> _Task 1_
Copy the prion study excerpt below word for word, everything from "Extent of neuronal" down to "in ME7-infected brains.".
> _Task 2_
Pick up the prion study excerpt below where it stops and write the next part.

> _Supplied text_
Extent of neuronal loss and activation of reactive astrocytes in ME7-infected C57BL/6J and TgSShpPrP mice
Notable features of prion diseases include activated astrogliosis and microglial and neuronal loss, and these neuropathological features are associated with the accumulation of a conformationally altered PrPSc isoform. We observed decreases in the expression level of NeuN in ME7-infected C57BL/6J and TgSShpPrP mice when compared to that of age-matched non-infected mice (Fig. 5A and C). However, ME7-infected mice brain showed increased expression of GFAP relative to that in non-infected mice (Fig. 5B and C). Immunohistochemical staining results indicated that GFAP immunoreactivity was higher in ME7-infected brains.
DISCUSSION
Scrapie can be experimentally induced in one species by transmission from another species. Interspecies transmission, when successful, results in prolonged incubation periods in the new host. This phenomenon, also known as a transmissibility barrier, has been shown to be abrogated with adaptation of the strain to the new host after 2–3 passages [9,10,11,12]. In this study, the transmissibility of a long-time mouse-adapted ME7 scrapie strain to TgSShpPrP mice was examined. We observed reductions in incubation time from 227.0 ± 6.35 days at first passage to 185.3 ± 5.41 days at second passage and 132 ± 1.55 days at 3rd passage. Consistent with our result is the report that cross-species transmission leads to an inefficient disease process resulting in long incubation time at first passage but becomes shortened after the prion becomes adapted to the new host. This is probably because there is increased efficiency of propagation of the donor PrPSc and the experimentally induced scrapie at second passage as it becomes more adapted to the environment of the recipient host [13,14,15].

> _Given information_

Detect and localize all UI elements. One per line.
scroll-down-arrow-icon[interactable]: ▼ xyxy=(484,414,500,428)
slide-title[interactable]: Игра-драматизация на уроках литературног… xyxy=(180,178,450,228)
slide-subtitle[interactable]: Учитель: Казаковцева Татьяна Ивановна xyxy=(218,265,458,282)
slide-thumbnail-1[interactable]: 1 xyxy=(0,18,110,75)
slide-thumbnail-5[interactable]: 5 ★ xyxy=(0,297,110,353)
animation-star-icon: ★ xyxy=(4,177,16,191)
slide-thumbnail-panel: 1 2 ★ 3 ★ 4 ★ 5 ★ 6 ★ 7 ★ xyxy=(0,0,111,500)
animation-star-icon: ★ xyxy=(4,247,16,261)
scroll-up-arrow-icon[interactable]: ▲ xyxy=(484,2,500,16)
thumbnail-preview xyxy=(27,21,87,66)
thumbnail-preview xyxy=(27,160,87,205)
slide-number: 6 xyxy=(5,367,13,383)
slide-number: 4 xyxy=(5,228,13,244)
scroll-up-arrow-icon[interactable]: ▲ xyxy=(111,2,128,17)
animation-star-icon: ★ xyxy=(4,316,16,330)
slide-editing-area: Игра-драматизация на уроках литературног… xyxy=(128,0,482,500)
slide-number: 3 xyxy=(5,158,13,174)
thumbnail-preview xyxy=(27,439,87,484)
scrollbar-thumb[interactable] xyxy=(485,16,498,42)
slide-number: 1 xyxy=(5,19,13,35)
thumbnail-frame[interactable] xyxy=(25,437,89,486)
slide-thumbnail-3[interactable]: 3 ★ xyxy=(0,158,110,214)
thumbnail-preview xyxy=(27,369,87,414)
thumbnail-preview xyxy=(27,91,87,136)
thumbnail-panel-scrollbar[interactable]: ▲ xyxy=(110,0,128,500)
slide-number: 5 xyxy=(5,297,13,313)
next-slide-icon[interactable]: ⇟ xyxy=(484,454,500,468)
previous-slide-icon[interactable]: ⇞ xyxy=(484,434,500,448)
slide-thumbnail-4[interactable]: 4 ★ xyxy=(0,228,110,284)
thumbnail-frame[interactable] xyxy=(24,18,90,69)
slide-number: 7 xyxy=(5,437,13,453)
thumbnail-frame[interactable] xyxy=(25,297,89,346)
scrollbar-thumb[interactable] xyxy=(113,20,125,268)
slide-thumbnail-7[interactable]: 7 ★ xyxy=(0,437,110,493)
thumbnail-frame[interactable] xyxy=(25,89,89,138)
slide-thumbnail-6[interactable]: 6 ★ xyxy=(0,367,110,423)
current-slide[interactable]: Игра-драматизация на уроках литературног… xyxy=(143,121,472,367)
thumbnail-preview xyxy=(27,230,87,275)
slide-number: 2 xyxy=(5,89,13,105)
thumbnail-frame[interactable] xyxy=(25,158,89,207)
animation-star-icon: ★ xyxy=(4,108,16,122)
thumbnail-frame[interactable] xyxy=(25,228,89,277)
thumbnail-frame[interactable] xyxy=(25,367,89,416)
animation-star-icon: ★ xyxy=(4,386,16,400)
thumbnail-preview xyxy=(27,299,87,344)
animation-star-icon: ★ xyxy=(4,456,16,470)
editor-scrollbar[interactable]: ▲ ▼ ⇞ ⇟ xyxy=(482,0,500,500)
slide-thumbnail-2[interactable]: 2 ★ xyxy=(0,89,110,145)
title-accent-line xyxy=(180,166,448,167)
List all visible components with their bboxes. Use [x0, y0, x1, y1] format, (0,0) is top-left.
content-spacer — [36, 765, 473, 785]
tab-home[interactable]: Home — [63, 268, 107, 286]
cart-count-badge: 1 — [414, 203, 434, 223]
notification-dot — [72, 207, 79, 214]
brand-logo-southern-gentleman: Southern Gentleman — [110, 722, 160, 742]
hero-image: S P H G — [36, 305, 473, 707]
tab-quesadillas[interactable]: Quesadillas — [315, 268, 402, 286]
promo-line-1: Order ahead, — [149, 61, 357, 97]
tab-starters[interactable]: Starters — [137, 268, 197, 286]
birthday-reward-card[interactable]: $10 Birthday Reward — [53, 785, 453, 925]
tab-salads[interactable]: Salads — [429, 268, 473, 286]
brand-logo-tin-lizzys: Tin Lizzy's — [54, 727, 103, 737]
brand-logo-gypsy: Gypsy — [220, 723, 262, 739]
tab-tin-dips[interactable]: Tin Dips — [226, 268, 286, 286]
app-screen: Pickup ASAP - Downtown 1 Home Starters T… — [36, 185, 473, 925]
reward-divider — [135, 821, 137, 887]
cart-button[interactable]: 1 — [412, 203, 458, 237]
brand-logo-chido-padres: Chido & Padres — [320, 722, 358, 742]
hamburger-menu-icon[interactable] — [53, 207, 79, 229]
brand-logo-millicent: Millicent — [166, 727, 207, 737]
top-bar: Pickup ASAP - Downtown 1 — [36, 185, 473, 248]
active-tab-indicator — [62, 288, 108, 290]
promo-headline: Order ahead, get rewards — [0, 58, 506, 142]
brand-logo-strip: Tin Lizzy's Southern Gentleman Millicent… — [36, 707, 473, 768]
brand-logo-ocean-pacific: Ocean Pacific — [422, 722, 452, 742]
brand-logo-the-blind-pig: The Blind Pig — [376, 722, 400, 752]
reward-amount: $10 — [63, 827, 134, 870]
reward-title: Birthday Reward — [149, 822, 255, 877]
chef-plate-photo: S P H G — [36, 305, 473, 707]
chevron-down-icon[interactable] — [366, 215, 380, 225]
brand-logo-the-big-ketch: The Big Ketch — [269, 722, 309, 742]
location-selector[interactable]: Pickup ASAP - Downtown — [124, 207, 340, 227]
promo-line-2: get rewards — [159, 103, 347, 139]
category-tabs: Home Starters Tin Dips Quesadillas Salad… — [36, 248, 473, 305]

> _Reply 1_
Extent of neuronal loss and activation of reactive astrocytes in ME7-infected C57BL/6J and TgSShpPrP mice
Notable features of prion diseases include activated astrogliosis and microglial and neuronal loss, and these neuropathological features are associated with the accumulation of a conformationally altered PrPSc isoform. We observed decreases in the expression level of NeuN in ME7-infected C57BL/6J and TgSShpPrP mice when compared to that of age-matched non-infected mice (Fig. 5A and C). However, ME7-infected mice brain showed increased expression of GFAP relative to that in non-infected mice (Fig. 5B and C). Immunohistochemical staining results indicated that GFAP immunoreactivity was higher in ME7-infected brains.

> _Reply 2_
The glycosylation profile is one of the biochemical features used to discriminate scrapie strains. Results from our study indicate a change in glycoform patterns; the PrPSc from ME7-infected TgSShpPrP mice brains were predominantly di-glycosylated in contrast to the mono-glycosylated band pattern observed in ME7-infected C57BL/6J mice brains. Similar to our results are those reported by Shi et al. [1]. Similar glycosylation patterns observed at the third passage suggests that the glycosylation profile formed during interspecies transmission can be maintained over serial passaging in the same host [16]. This may also support the suggestion that the brain microenvironment of a new host can have a profound effect on PrPSc properties following interspecies transmission.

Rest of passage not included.